**REQUIREMENT**
Of the lines in the listing, how many include the string "color"? Write the number and nothing else.

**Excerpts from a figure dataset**
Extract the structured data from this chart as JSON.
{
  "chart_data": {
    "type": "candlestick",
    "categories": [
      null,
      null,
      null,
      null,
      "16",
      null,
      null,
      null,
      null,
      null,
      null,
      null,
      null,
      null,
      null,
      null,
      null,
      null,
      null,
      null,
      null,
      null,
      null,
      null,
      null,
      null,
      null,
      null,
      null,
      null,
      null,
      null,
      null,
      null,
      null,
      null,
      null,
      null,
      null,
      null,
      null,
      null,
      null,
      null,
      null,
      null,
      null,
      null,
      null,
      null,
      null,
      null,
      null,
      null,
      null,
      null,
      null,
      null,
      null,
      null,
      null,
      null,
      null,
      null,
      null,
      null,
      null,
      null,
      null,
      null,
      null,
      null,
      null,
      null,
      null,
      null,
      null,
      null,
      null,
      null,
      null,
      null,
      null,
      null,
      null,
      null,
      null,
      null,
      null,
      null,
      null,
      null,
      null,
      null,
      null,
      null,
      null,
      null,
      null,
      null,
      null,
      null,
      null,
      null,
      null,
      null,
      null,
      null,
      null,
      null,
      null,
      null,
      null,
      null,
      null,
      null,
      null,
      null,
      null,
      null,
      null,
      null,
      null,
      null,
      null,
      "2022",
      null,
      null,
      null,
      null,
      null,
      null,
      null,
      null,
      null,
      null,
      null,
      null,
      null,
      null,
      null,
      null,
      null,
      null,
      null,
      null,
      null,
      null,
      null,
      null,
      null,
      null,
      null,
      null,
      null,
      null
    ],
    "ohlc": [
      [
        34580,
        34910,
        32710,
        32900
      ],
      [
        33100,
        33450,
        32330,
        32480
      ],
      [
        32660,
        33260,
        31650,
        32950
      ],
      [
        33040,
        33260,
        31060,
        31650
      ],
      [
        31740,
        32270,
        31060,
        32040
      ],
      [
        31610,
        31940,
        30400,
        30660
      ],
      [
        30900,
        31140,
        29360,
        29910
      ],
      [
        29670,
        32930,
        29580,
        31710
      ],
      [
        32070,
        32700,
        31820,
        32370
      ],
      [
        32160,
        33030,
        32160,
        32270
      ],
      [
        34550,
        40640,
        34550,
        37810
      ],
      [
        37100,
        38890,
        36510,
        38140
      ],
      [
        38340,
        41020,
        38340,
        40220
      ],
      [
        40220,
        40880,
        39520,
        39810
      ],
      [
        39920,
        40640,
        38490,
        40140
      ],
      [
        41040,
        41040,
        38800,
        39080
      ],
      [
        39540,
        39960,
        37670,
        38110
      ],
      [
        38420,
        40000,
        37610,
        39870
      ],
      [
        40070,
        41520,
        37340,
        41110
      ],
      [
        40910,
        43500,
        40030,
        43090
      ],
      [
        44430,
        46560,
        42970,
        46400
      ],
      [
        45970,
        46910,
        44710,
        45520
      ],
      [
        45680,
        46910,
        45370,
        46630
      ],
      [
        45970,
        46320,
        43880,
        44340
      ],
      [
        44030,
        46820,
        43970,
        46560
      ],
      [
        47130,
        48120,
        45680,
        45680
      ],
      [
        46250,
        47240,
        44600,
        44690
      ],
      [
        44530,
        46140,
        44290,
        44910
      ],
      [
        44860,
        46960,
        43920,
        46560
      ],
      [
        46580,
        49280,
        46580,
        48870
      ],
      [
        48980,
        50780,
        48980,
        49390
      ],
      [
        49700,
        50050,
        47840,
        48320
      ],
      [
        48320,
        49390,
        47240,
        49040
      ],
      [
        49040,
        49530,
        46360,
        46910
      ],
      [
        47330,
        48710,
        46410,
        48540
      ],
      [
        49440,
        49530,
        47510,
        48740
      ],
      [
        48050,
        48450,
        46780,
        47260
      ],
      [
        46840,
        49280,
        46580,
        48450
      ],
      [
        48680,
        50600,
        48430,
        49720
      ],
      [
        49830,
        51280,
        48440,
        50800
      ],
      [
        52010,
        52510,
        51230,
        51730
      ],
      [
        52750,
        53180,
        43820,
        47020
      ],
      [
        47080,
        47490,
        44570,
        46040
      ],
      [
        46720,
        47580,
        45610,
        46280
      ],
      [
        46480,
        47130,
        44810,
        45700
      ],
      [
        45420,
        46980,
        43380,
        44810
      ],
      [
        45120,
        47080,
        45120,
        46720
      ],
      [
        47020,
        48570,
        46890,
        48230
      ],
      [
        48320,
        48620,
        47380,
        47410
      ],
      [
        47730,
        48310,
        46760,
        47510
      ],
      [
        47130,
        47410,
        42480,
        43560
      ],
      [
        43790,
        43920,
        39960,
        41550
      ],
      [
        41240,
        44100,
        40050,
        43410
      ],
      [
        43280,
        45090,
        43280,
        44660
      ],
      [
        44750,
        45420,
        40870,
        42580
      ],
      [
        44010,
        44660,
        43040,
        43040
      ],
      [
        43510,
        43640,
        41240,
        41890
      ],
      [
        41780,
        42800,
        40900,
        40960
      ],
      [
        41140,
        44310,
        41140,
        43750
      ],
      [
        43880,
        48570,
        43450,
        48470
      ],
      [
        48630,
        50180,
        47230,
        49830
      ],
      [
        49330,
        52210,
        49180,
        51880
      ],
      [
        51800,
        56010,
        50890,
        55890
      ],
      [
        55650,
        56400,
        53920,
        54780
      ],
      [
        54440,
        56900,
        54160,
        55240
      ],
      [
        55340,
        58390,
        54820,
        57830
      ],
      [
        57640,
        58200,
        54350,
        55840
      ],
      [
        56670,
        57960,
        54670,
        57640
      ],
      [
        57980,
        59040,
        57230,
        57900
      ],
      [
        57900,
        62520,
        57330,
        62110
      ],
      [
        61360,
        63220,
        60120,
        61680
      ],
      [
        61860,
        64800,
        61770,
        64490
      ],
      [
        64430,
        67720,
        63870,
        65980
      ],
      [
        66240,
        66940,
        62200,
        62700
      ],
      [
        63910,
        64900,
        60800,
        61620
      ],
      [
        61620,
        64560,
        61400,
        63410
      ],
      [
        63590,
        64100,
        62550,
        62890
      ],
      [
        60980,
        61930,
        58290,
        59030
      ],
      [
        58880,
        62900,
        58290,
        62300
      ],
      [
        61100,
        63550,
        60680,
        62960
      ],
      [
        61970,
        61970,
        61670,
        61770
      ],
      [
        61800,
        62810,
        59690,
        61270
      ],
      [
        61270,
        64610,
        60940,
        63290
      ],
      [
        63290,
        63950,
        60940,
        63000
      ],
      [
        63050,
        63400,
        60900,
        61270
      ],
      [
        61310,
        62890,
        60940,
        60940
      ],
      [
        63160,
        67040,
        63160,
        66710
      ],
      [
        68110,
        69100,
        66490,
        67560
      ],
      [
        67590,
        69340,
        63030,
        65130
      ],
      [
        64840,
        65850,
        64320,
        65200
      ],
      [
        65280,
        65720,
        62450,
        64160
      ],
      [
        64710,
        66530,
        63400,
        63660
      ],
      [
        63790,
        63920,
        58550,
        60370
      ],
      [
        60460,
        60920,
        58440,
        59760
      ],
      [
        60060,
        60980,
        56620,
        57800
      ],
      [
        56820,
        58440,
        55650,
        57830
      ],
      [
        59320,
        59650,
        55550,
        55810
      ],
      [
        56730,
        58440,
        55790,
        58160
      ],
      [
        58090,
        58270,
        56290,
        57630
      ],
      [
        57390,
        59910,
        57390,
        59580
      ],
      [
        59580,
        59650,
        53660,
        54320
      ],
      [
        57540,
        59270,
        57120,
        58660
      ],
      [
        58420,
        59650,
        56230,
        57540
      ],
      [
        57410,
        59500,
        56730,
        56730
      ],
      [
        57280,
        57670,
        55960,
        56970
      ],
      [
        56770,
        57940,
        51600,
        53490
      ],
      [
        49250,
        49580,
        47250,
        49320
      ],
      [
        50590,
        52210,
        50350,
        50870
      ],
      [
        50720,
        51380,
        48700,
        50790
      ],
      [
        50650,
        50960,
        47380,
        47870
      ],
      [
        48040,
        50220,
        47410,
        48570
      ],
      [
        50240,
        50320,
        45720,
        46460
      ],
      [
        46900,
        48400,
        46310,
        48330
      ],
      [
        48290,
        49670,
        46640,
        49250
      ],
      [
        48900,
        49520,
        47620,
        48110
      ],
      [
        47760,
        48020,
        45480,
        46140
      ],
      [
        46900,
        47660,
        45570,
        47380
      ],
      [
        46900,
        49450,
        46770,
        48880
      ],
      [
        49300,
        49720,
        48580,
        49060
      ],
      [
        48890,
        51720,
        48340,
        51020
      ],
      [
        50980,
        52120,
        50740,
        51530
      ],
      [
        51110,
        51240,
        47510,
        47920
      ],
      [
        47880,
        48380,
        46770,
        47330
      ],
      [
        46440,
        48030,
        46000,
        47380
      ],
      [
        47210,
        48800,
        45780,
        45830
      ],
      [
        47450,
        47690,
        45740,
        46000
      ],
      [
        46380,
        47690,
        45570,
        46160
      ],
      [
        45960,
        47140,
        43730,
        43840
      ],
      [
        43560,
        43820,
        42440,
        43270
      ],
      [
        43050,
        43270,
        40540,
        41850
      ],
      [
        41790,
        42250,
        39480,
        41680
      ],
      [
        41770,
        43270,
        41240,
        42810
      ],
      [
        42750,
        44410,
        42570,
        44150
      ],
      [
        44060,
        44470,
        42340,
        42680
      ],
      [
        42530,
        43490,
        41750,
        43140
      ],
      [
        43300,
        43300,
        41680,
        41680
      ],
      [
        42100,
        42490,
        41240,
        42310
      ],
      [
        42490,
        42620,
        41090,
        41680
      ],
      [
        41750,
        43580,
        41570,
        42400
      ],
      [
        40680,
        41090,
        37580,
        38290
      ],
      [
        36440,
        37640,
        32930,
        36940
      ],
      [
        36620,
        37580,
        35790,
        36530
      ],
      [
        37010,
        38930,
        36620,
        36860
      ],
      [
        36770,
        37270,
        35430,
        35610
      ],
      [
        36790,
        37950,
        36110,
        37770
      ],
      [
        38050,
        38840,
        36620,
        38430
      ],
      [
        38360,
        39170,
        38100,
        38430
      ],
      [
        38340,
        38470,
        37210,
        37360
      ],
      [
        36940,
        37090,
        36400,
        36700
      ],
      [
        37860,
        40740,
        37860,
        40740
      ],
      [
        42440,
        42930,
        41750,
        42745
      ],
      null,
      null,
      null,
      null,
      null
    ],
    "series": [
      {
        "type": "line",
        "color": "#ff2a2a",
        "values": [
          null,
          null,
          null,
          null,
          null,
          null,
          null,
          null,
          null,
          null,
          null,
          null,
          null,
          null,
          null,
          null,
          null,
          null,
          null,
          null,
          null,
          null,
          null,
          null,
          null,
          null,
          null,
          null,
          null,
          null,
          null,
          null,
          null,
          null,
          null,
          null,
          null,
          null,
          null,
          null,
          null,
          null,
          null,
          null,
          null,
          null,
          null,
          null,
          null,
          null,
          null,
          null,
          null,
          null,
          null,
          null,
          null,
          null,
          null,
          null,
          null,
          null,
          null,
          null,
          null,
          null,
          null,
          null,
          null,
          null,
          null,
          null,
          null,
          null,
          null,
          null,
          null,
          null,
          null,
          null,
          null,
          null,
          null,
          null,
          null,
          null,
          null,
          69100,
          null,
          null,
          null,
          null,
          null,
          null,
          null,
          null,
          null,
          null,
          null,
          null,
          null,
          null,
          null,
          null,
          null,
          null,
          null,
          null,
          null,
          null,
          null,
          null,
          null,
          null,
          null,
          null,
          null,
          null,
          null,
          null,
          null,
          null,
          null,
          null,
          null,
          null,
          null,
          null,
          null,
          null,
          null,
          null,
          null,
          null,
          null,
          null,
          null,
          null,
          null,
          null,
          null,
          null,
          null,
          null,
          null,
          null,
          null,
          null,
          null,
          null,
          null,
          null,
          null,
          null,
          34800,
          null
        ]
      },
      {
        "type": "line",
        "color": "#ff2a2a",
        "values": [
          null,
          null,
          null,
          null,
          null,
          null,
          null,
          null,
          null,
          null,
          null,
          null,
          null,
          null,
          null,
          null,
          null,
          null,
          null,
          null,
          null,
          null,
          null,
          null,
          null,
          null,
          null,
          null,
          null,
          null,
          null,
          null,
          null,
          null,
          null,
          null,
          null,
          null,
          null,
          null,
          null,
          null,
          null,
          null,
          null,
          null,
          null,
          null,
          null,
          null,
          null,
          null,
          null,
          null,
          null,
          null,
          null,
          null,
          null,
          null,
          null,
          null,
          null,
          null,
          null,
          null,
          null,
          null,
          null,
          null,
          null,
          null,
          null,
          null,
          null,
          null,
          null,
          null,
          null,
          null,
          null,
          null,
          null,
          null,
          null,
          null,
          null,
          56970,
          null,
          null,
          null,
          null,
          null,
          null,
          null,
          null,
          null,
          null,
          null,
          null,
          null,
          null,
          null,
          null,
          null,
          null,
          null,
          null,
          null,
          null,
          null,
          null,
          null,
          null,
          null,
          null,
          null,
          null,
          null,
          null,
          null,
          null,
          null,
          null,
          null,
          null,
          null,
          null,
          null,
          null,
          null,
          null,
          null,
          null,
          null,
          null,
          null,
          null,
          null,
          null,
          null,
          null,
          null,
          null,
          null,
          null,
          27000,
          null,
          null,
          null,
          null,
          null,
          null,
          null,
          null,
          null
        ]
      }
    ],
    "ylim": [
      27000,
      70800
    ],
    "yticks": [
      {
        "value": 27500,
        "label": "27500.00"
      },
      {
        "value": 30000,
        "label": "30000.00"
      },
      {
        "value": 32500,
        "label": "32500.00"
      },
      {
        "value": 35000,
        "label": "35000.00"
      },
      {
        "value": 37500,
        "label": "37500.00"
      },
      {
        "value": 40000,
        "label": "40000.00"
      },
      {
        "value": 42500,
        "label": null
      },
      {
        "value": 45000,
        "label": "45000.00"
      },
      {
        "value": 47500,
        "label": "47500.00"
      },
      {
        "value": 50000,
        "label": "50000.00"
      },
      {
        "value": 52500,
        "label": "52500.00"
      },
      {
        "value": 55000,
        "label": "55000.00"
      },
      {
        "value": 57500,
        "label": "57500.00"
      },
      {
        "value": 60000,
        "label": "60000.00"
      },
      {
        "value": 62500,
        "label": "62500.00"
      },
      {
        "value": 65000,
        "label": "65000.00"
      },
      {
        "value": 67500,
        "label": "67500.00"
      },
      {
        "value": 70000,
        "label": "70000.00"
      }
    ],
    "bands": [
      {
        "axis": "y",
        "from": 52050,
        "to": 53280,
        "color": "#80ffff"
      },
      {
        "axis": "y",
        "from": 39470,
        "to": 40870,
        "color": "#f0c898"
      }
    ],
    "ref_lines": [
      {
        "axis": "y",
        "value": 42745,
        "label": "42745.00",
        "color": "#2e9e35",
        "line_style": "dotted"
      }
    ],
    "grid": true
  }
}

**TASK SOLUTION**
5